(Figure record extracts)
------------------------------------------------------------

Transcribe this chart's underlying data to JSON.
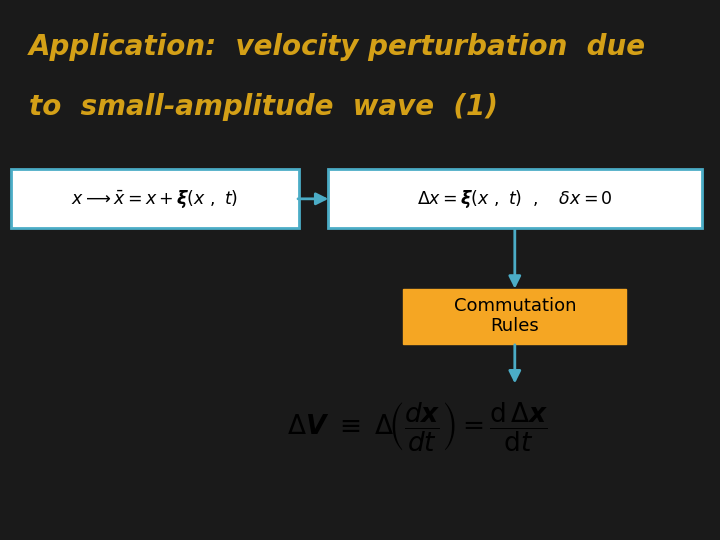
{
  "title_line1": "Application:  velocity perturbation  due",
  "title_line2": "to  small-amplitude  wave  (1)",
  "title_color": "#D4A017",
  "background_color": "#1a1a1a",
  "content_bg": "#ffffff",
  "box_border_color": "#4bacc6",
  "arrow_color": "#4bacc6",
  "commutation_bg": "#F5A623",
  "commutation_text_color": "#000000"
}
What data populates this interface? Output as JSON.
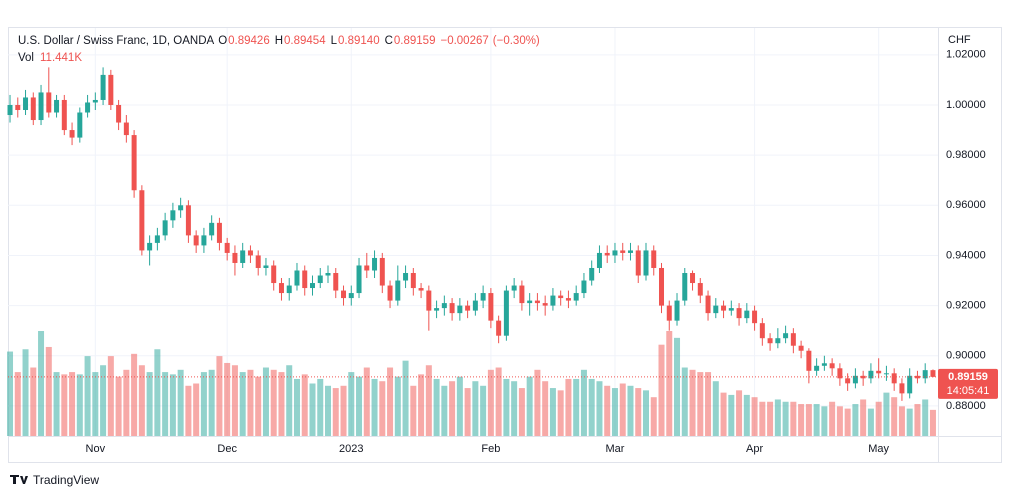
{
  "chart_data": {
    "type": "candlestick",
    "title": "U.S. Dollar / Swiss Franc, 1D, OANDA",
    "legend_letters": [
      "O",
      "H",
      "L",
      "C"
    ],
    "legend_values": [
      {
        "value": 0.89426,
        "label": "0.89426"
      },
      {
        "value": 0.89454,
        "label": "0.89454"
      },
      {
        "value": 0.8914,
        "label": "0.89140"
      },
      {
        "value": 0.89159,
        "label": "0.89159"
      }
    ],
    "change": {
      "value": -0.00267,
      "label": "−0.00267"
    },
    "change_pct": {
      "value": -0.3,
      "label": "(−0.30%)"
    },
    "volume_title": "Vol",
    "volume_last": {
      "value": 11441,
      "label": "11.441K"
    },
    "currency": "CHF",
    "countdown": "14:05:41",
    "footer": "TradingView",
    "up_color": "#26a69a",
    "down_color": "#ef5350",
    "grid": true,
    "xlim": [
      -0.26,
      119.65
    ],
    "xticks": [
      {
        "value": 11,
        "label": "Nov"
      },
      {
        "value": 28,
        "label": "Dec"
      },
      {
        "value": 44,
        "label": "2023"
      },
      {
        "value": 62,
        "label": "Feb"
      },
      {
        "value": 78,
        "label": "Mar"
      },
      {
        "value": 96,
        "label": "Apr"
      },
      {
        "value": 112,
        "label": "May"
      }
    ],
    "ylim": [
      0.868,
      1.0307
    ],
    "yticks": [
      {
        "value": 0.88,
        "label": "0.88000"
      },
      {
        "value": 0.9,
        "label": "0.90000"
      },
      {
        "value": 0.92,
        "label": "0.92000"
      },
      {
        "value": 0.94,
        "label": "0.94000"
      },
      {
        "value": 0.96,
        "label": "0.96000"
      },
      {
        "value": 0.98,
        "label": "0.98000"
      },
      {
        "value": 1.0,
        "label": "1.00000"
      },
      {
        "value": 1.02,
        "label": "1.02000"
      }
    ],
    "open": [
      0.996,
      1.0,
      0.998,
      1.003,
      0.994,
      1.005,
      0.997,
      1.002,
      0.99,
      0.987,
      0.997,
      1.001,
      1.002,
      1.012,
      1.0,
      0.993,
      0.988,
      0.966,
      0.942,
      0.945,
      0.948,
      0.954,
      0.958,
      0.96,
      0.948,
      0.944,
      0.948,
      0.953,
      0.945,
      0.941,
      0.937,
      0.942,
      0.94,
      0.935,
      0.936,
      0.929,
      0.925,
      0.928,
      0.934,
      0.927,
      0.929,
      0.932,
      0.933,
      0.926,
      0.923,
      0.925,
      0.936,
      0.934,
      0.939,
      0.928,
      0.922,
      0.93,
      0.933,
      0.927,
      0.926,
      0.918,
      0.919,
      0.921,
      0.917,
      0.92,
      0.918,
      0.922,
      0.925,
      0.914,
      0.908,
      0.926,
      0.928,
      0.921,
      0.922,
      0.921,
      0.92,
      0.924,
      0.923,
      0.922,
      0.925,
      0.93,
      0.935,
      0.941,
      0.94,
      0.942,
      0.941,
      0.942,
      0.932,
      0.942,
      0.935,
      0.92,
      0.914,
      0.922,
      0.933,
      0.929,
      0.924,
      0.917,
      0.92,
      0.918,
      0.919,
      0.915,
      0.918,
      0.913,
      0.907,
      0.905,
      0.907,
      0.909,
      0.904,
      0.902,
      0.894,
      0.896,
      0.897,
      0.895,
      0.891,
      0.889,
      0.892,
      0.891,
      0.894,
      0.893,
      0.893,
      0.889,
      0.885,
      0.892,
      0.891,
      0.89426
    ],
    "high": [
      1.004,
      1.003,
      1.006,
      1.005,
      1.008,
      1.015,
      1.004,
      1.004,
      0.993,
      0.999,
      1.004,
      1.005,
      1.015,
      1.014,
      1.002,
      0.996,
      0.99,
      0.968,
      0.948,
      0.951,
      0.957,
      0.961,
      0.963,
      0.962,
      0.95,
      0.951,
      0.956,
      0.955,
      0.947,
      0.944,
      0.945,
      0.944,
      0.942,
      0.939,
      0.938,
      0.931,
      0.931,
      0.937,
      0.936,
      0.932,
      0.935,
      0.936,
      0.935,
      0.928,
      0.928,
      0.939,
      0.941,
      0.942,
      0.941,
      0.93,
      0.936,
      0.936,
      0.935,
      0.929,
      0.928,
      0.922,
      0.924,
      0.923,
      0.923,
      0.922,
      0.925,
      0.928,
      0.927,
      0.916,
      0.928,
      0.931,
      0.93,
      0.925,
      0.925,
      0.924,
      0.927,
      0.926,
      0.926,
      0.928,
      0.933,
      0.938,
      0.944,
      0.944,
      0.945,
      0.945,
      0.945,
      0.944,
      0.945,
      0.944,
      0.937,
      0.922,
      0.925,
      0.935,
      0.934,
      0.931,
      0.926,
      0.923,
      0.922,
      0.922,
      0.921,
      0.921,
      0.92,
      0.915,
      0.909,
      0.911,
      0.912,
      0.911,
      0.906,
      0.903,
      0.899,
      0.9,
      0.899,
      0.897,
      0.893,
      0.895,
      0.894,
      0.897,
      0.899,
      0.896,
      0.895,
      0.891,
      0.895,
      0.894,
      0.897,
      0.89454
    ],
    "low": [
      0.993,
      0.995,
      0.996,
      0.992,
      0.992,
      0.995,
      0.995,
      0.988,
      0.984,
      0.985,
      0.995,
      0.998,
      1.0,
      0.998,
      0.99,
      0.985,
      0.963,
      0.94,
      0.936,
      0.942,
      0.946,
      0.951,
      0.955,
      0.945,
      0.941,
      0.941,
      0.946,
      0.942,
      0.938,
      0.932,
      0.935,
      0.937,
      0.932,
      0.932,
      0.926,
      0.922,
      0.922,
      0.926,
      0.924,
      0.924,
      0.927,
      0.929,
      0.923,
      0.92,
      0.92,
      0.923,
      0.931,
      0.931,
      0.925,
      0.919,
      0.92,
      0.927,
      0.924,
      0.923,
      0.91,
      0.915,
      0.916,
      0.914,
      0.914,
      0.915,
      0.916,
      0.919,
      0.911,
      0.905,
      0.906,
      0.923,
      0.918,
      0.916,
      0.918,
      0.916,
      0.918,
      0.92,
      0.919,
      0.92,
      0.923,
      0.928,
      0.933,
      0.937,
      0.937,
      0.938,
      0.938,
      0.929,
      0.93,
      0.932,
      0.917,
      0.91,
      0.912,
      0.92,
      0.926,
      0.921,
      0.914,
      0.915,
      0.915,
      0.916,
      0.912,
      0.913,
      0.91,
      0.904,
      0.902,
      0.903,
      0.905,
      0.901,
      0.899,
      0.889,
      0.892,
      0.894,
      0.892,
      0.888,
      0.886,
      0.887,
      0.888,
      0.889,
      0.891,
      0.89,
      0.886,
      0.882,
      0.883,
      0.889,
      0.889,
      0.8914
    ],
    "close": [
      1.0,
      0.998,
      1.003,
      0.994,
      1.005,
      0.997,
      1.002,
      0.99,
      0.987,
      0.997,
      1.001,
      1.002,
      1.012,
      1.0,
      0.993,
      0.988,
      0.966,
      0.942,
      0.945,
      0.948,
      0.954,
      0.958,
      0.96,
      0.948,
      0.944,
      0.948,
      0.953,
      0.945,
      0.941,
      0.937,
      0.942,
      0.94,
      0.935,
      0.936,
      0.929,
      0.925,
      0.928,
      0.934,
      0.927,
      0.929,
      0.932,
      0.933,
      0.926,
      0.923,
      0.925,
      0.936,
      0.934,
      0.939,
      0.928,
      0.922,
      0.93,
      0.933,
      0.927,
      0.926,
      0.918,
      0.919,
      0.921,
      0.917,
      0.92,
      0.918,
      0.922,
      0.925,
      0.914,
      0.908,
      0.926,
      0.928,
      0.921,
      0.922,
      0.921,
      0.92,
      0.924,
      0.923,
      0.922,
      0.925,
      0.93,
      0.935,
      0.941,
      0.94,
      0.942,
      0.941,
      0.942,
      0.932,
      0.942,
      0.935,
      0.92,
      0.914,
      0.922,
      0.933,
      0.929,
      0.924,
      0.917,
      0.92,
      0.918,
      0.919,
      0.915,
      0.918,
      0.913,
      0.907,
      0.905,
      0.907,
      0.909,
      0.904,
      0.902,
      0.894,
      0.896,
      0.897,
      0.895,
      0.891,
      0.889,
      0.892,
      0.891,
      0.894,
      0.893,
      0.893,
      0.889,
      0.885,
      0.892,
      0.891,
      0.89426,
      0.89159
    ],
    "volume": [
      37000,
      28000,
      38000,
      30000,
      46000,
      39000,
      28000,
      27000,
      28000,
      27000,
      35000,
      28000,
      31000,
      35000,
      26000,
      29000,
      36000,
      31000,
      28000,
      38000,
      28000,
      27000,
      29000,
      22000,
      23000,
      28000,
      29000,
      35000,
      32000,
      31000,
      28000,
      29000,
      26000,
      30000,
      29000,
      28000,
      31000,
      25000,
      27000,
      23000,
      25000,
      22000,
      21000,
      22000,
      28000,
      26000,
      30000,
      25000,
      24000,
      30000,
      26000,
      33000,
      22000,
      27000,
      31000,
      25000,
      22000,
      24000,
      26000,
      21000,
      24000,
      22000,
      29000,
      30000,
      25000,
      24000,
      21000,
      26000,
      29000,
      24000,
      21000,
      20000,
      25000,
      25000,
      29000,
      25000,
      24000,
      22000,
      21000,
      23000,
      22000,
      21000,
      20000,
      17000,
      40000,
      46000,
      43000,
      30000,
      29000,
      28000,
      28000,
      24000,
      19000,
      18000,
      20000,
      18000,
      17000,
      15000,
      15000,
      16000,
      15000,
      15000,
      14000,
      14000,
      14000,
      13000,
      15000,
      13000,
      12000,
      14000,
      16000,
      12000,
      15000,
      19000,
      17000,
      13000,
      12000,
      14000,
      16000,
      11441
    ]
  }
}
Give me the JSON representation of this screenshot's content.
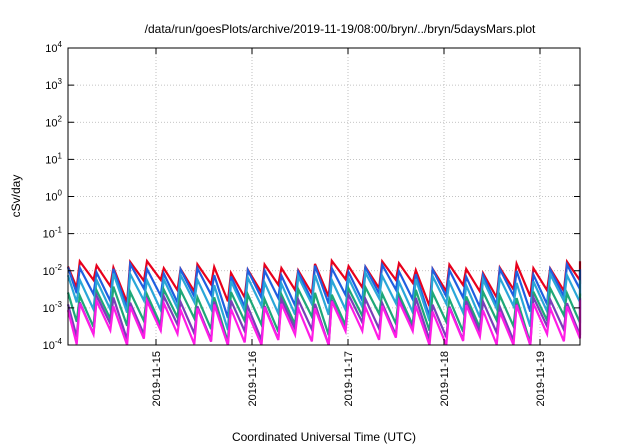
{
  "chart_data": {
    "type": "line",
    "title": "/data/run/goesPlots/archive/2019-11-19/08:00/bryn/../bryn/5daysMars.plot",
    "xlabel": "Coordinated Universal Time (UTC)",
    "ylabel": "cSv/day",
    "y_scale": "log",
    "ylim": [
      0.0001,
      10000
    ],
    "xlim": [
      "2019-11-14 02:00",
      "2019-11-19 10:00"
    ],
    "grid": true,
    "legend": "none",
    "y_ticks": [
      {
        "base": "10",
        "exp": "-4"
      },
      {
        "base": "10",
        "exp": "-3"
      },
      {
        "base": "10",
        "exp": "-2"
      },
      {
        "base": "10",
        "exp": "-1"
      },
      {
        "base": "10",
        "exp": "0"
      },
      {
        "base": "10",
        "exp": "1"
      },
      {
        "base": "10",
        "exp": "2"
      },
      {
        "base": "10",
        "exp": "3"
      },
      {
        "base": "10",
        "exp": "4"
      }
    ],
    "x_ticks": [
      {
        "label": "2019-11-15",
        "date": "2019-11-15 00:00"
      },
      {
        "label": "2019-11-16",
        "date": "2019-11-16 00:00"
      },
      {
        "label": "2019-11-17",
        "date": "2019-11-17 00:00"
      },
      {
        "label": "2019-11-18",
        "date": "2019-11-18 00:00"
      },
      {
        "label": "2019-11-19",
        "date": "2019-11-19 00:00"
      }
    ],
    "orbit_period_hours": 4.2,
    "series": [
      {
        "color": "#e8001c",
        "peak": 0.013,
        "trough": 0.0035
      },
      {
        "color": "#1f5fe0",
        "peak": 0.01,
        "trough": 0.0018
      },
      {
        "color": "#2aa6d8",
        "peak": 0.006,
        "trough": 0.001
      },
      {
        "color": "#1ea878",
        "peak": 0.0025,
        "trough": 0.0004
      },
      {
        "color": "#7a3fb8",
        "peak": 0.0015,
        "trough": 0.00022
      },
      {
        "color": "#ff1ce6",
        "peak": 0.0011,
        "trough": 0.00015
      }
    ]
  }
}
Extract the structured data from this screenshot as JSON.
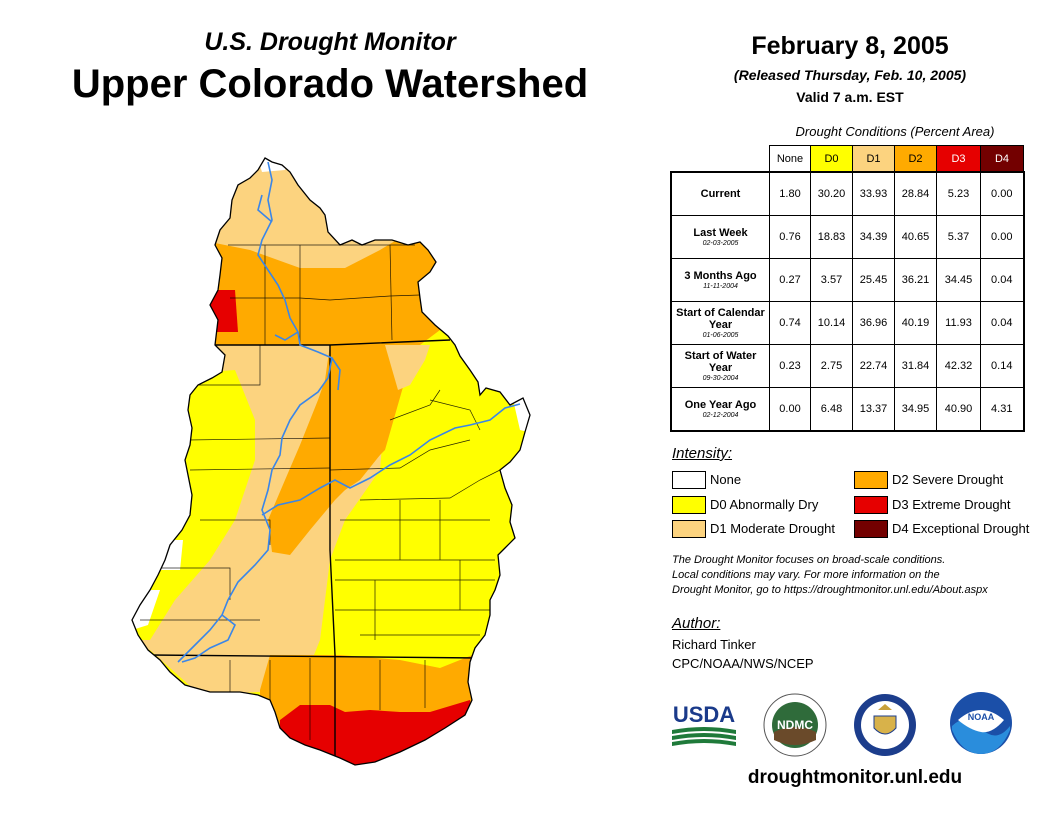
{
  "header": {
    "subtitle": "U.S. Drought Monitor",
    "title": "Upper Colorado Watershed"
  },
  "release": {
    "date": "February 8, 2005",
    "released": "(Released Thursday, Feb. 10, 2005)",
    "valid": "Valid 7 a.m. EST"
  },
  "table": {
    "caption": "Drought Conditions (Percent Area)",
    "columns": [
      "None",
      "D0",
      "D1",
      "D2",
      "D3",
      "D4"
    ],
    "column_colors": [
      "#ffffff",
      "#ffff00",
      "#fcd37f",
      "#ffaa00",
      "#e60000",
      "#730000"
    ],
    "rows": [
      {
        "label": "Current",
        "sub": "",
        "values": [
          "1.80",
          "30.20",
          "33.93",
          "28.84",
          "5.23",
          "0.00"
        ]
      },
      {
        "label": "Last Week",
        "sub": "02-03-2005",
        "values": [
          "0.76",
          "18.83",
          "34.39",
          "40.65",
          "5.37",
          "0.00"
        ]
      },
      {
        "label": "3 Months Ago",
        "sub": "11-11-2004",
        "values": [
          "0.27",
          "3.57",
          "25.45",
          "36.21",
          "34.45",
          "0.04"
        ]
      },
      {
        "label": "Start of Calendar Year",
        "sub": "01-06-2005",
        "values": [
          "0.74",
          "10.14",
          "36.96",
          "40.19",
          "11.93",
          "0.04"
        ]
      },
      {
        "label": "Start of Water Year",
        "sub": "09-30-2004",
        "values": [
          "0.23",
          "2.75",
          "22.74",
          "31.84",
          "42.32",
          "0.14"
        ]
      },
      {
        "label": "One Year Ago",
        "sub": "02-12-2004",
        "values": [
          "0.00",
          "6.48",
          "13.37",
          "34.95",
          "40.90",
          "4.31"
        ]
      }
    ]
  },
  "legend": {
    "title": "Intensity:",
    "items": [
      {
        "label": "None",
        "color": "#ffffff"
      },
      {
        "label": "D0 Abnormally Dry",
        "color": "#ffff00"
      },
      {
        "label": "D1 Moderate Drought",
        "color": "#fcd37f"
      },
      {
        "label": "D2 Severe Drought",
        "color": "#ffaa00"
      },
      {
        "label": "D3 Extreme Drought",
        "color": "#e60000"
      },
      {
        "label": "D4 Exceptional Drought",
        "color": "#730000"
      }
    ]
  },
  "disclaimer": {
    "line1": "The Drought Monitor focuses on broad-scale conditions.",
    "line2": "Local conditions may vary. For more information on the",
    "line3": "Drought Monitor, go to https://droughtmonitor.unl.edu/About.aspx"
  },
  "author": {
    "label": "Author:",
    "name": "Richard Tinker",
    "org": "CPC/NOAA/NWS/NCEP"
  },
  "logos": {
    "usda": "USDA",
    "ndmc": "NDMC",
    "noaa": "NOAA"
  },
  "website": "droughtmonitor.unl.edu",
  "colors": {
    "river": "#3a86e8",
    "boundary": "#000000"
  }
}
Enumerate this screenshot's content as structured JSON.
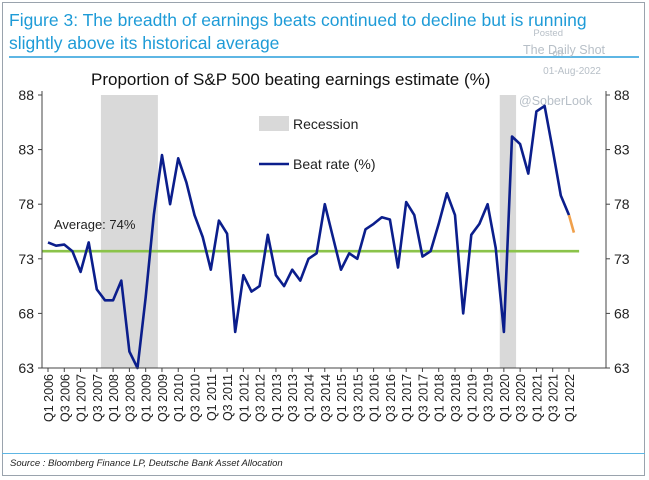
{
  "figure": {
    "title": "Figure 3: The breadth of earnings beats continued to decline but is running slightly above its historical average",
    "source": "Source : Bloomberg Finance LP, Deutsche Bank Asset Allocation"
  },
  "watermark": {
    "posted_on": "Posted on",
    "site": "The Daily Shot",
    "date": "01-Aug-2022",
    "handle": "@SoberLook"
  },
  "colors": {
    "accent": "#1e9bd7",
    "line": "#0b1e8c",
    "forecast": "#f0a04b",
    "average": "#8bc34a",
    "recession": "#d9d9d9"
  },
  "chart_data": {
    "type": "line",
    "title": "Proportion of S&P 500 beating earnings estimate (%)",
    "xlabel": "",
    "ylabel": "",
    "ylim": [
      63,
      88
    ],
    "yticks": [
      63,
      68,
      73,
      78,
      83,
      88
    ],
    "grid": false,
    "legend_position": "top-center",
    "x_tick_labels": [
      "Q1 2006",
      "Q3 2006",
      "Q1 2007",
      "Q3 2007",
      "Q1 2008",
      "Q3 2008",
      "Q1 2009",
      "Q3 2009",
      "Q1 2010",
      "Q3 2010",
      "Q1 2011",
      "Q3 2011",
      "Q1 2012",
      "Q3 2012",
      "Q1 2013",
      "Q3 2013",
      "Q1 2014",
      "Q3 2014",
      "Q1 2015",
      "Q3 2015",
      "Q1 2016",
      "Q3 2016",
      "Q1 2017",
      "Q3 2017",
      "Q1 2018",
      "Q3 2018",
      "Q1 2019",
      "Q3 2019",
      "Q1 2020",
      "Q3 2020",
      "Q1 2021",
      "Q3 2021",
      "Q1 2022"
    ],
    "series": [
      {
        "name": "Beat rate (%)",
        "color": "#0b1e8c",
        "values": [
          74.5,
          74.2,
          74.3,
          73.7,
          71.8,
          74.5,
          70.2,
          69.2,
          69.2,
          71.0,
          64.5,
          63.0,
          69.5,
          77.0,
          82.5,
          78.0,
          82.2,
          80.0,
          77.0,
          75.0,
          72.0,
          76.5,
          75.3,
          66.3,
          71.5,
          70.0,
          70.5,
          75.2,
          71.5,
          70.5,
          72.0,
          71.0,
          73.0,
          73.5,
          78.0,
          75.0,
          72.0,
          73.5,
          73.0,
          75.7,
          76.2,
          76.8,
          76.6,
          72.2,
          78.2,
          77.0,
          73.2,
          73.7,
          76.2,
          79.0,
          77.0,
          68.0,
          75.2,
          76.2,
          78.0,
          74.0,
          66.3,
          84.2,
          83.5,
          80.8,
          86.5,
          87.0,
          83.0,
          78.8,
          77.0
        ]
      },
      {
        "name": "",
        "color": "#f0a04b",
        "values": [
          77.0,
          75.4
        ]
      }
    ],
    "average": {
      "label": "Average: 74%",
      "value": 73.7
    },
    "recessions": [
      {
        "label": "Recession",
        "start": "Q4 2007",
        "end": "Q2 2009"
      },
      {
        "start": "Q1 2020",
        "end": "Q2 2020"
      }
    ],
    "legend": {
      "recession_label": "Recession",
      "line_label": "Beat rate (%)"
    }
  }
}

------------------------------------------------------------

Look above for lines with the word "trough" and copy them all.

EXPECTED ANSWER →
        "trough": 0.0035
        "trough": 0.0018
        "trough": 0.001
        "trough": 0.0004
        "trough": 0.00022
        "trough": 0.00015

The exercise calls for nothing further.